## BEGIN Data for this exercise

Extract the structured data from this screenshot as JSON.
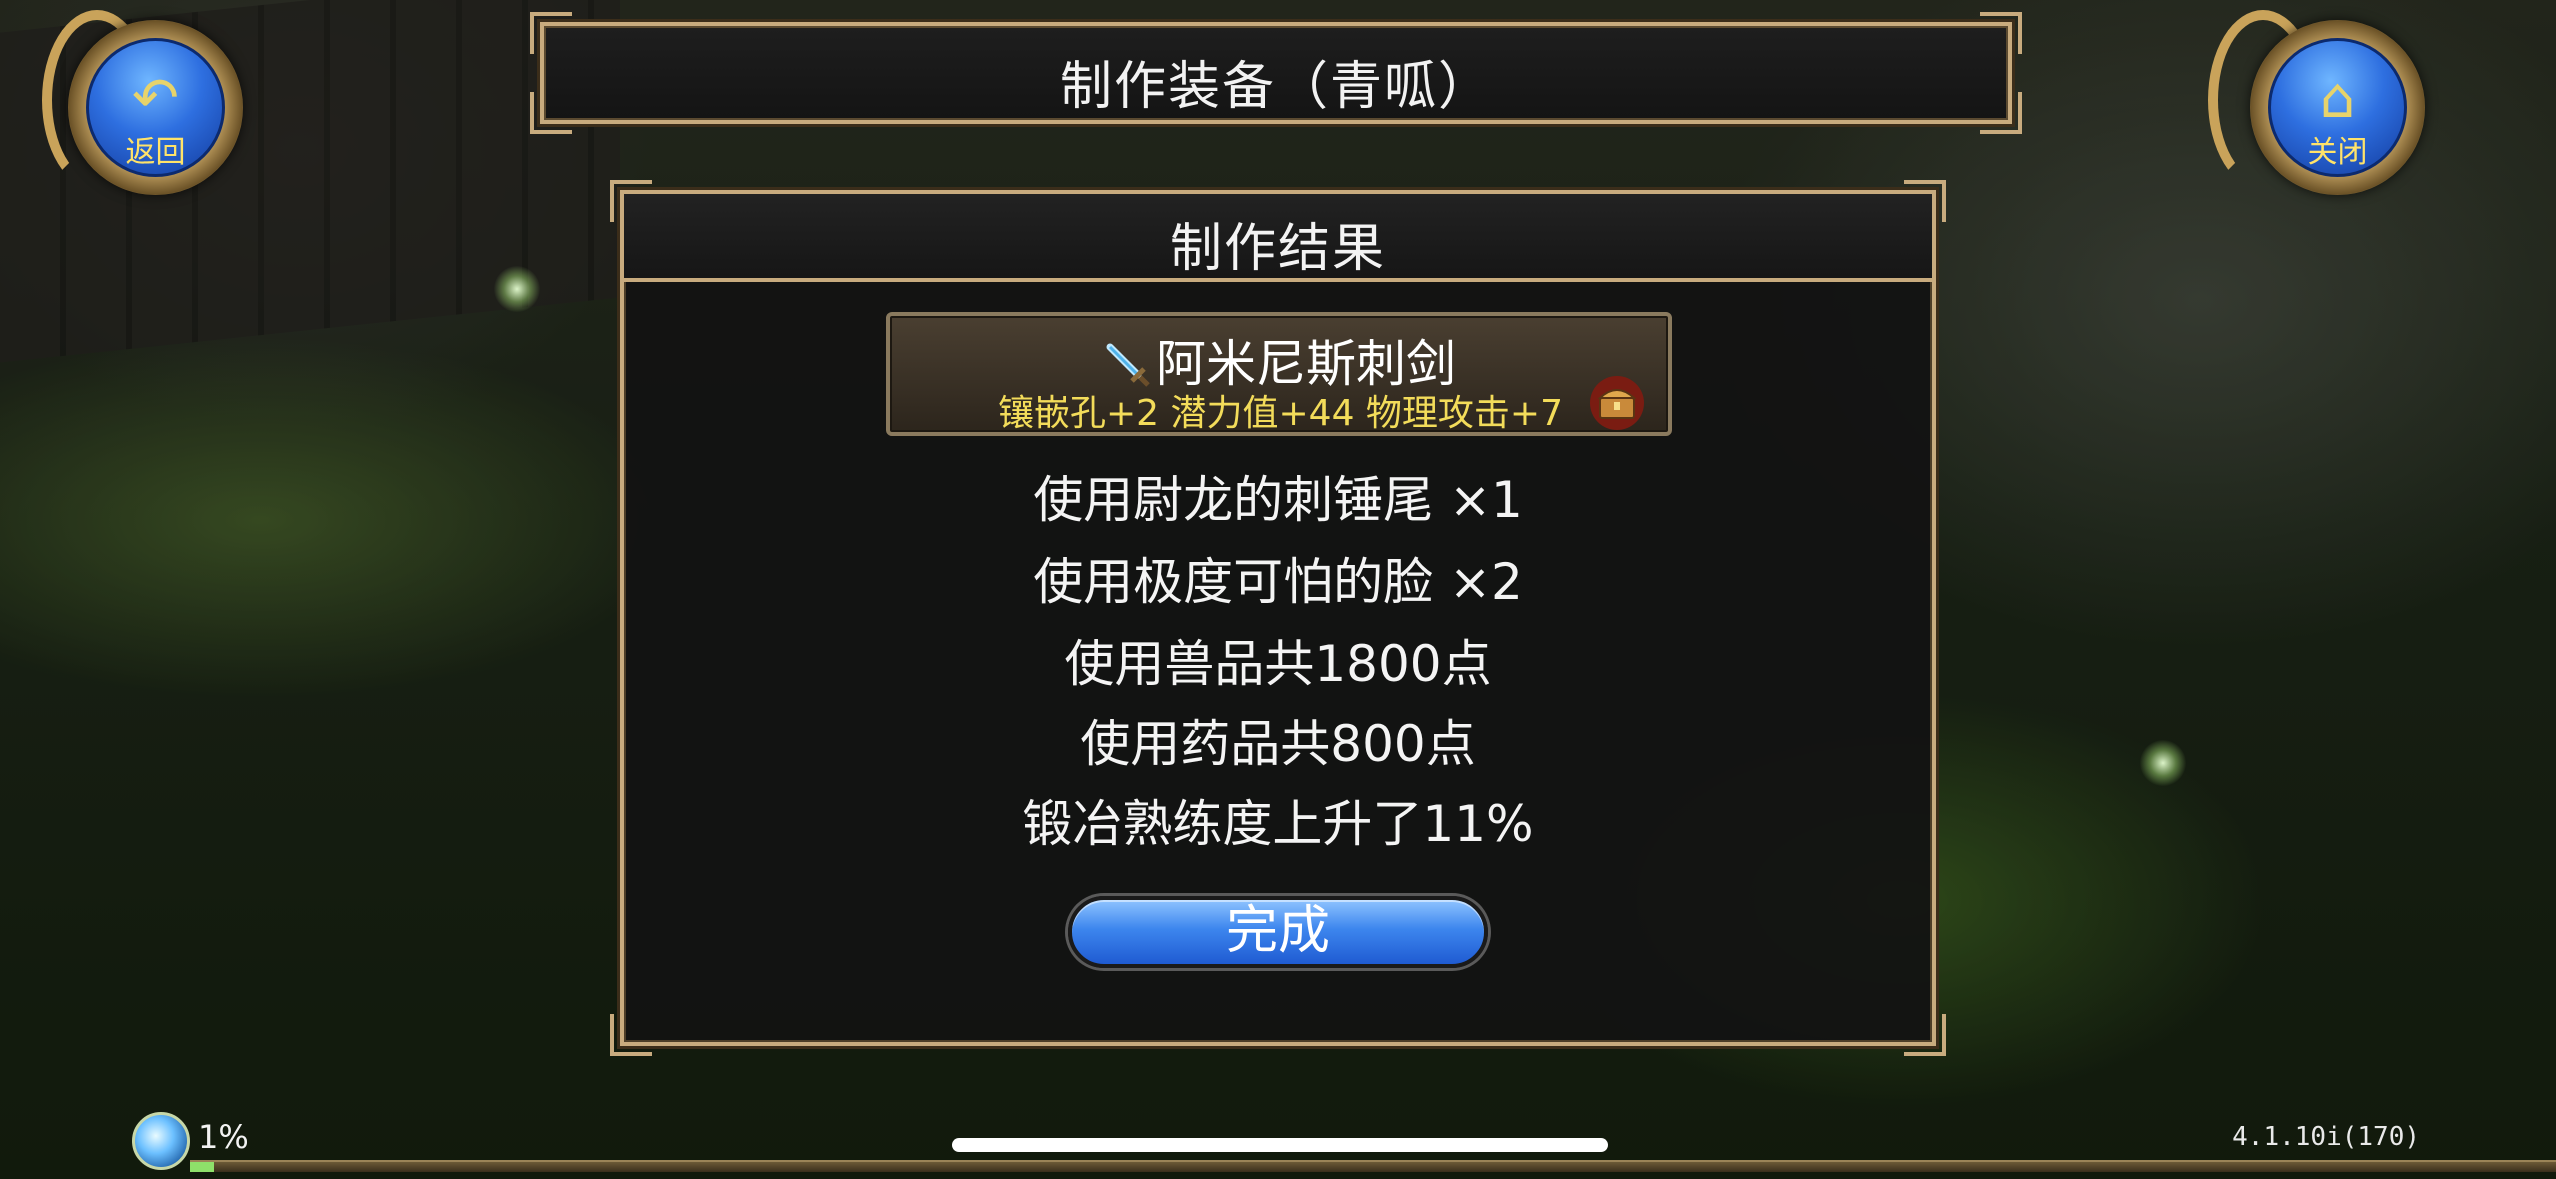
{
  "header": {
    "title": "制作装备（青呱）"
  },
  "back_button": {
    "label": "返回",
    "icon": "back-arrow-icon"
  },
  "close_button": {
    "label": "关闭",
    "icon": "home-icon"
  },
  "panel": {
    "title": "制作结果",
    "item": {
      "name": "阿米尼斯刺剑",
      "stats": "镶嵌孔+2 潜力值+44 物理攻击+7",
      "icon": "sword-icon",
      "badge_icon": "treasure-chest-icon"
    },
    "lines": [
      "使用尉龙的刺锤尾 ×1",
      "使用极度可怕的脸 ×2",
      "使用兽品共1800点",
      "使用药品共800点",
      "锻冶熟练度上升了11%"
    ],
    "done_label": "完成"
  },
  "hud": {
    "exp_percent_text": "1%",
    "exp_fraction": 0.01,
    "version": "4.1.10i(170)"
  },
  "colors": {
    "frame": "#c8ab7e",
    "stat_text": "#f3dc5a",
    "button_blue": "#3d86ee"
  }
}
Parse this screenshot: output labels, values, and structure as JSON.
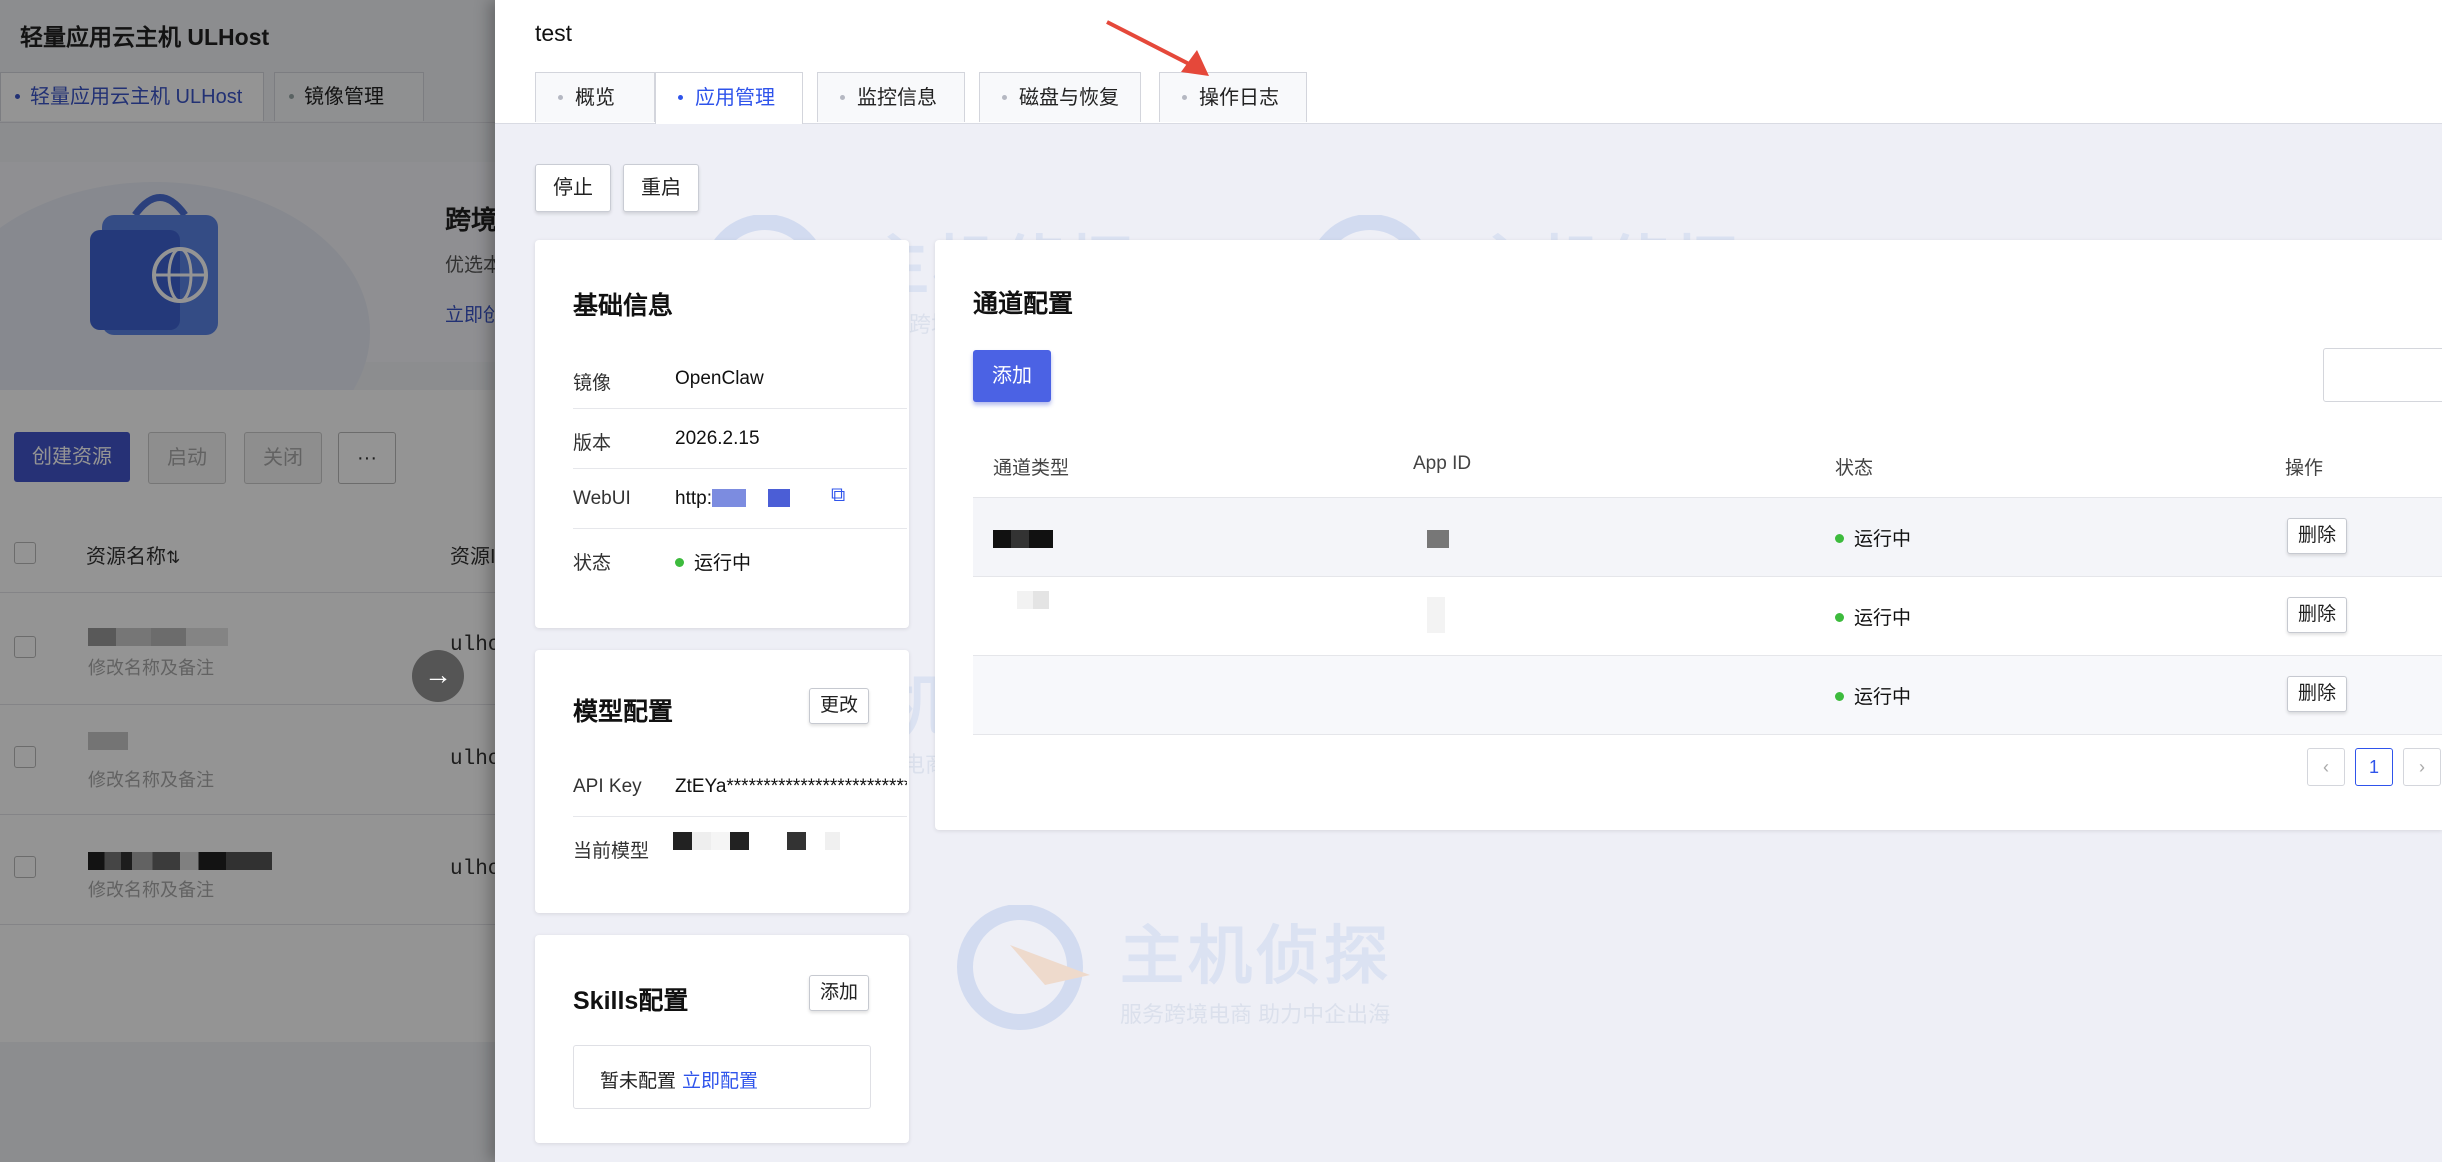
{
  "background": {
    "app_title": "轻量应用云主机 ULHost",
    "tabs": [
      "轻量应用云主机 ULHost",
      "镜像管理"
    ],
    "banner_title": "跨境",
    "banner_sub": "优选本",
    "banner_link": "立即创",
    "buttons": {
      "create": "创建资源",
      "start": "启动",
      "close": "关闭",
      "more": "···"
    },
    "columns": {
      "name": "资源名称",
      "id": "资源I"
    },
    "rows": [
      {
        "sub": "修改名称及备注",
        "host": "ulho"
      },
      {
        "sub": "修改名称及备注",
        "host": "ulho"
      },
      {
        "sub": "修改名称及备注",
        "host": "ulho"
      }
    ]
  },
  "drawer": {
    "title": "test",
    "tabs": [
      "概览",
      "应用管理",
      "监控信息",
      "磁盘与恢复",
      "操作日志"
    ],
    "active_tab": "应用管理",
    "actions": {
      "stop": "停止",
      "restart": "重启"
    },
    "basic_info": {
      "title": "基础信息",
      "rows": [
        {
          "key": "镜像",
          "value": "OpenClaw"
        },
        {
          "key": "版本",
          "value": "2026.2.15"
        },
        {
          "key": "WebUI",
          "value": "http:"
        },
        {
          "key": "状态",
          "value": "运行中"
        }
      ]
    },
    "model_config": {
      "title": "模型配置",
      "edit_label": "更改",
      "api_key_label": "API Key",
      "api_key_value": "ZtEYa***************************...",
      "model_label": "当前模型"
    },
    "skills": {
      "title": "Skills配置",
      "add_label": "添加",
      "empty_text": "暂未配置",
      "config_link": "立即配置"
    },
    "channel": {
      "title": "通道配置",
      "add_label": "添加",
      "columns": {
        "type": "通道类型",
        "app_id": "App ID",
        "status": "状态",
        "action": "操作"
      },
      "rows": [
        {
          "status": "运行中",
          "action": "删除"
        },
        {
          "status": "运行中",
          "action": "删除"
        },
        {
          "status": "运行中",
          "action": "删除"
        }
      ],
      "pagination": {
        "prev": "‹",
        "current": "1",
        "next": "›"
      }
    },
    "watermark": {
      "brand": "主机侦探",
      "slogan": "服务跨境电商  助力中企出海"
    }
  },
  "colors": {
    "accent": "#2f54eb",
    "running": "#3dbb3d",
    "primary_button": "#4b62e4",
    "annotation_arrow": "#e5483a"
  }
}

## END Data for this exercise

## Prompt
All of the material above is to be copied exactly, except for its images.

## Reply to the task
Extract the structured data from this screenshot as JSON.
{
  "header": {
    "title": "制作装备（青呱）"
  },
  "back_button": {
    "label": "返回",
    "icon": "back-arrow-icon"
  },
  "close_button": {
    "label": "关闭",
    "icon": "home-icon"
  },
  "panel": {
    "title": "制作结果",
    "item": {
      "name": "阿米尼斯刺剑",
      "stats": "镶嵌孔+2 潜力值+44 物理攻击+7",
      "icon": "sword-icon",
      "badge_icon": "treasure-chest-icon"
    },
    "lines": [
      "使用尉龙的刺锤尾 ×1",
      "使用极度可怕的脸 ×2",
      "使用兽品共1800点",
      "使用药品共800点",
      "锻冶熟练度上升了11%"
    ],
    "done_label": "完成"
  },
  "hud": {
    "exp_percent_text": "1%",
    "exp_fraction": 0.01,
    "version": "4.1.10i(170)"
  },
  "colors": {
    "frame": "#c8ab7e",
    "stat_text": "#f3dc5a",
    "button_blue": "#3d86ee"
  }
}
Parse this screenshot: output labels, values, and structure as JSON.
{
  "background": {
    "app_title": "轻量应用云主机 ULHost",
    "tabs": [
      "轻量应用云主机 ULHost",
      "镜像管理"
    ],
    "banner_title": "跨境",
    "banner_sub": "优选本",
    "banner_link": "立即创",
    "buttons": {
      "create": "创建资源",
      "start": "启动",
      "close": "关闭",
      "more": "···"
    },
    "columns": {
      "name": "资源名称",
      "id": "资源I"
    },
    "rows": [
      {
        "sub": "修改名称及备注",
        "host": "ulho"
      },
      {
        "sub": "修改名称及备注",
        "host": "ulho"
      },
      {
        "sub": "修改名称及备注",
        "host": "ulho"
      }
    ]
  },
  "drawer": {
    "title": "test",
    "tabs": [
      "概览",
      "应用管理",
      "监控信息",
      "磁盘与恢复",
      "操作日志"
    ],
    "active_tab": "应用管理",
    "actions": {
      "stop": "停止",
      "restart": "重启"
    },
    "basic_info": {
      "title": "基础信息",
      "rows": [
        {
          "key": "镜像",
          "value": "OpenClaw"
        },
        {
          "key": "版本",
          "value": "2026.2.15"
        },
        {
          "key": "WebUI",
          "value": "http:"
        },
        {
          "key": "状态",
          "value": "运行中"
        }
      ]
    },
    "model_config": {
      "title": "模型配置",
      "edit_label": "更改",
      "api_key_label": "API Key",
      "api_key_value": "ZtEYa***************************...",
      "model_label": "当前模型"
    },
    "skills": {
      "title": "Skills配置",
      "add_label": "添加",
      "empty_text": "暂未配置",
      "config_link": "立即配置"
    },
    "channel": {
      "title": "通道配置",
      "add_label": "添加",
      "columns": {
        "type": "通道类型",
        "app_id": "App ID",
        "status": "状态",
        "action": "操作"
      },
      "rows": [
        {
          "status": "运行中",
          "action": "删除"
        },
        {
          "status": "运行中",
          "action": "删除"
        },
        {
          "status": "运行中",
          "action": "删除"
        }
      ],
      "pagination": {
        "prev": "‹",
        "current": "1",
        "next": "›"
      }
    },
    "watermark": {
      "brand": "主机侦探",
      "slogan": "服务跨境电商  助力中企出海"
    }
  },
  "colors": {
    "accent": "#2f54eb",
    "running": "#3dbb3d",
    "primary_button": "#4b62e4",
    "annotation_arrow": "#e5483a"
  }
}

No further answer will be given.